_TO BE DONE_.
Extract all of the entries and set them down verbatim.

_SUPPLIED INFORMATION_.
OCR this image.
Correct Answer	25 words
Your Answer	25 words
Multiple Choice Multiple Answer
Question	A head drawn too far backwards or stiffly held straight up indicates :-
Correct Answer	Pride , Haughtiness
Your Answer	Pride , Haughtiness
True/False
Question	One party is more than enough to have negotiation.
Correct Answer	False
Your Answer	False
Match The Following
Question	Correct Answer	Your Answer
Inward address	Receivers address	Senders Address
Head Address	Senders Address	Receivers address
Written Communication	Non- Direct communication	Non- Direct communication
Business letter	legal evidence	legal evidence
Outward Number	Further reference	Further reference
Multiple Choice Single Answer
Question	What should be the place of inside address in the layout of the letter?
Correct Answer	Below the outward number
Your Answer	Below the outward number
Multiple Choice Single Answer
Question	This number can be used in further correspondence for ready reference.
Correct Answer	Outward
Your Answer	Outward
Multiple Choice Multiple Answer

_SOLUTION TO THE EXERCISE_.
OCR this image.
Correct Answer	25 words
Your Answer	25 words
Multiple Choice Multiple Answer
Question	A head drawn too far backwards or stiffly held straight up indicates :-
Correct Answer	Pride , Haughtiness
Your Answer	Pride , Haughtiness
True/False
Question	One party is more than enough to have negotiation.
Correct Answer	False
Your Answer	False
Match The Following
Question	Correct Answer	Your Answer
Inward address	Receivers address	Senders Address
Head Address	Senders Address	Receivers address
Written Communication	Non- Direct communication	Non- Direct communication
Business letter	legal evidence	legal evidence
Outward Number	Further reference	Further reference
Multiple Choice Single Answer
Question	What should be the place of inside address in the layout of the letter?
Correct Answer	Below the outward number
Your Answer	Below the outward number
Multiple Choice Single Answer
Question	This number can be used in further correspondence for ready reference.
Correct Answer	Outward
Your Answer	Outward
Multiple Choice Multiple Answer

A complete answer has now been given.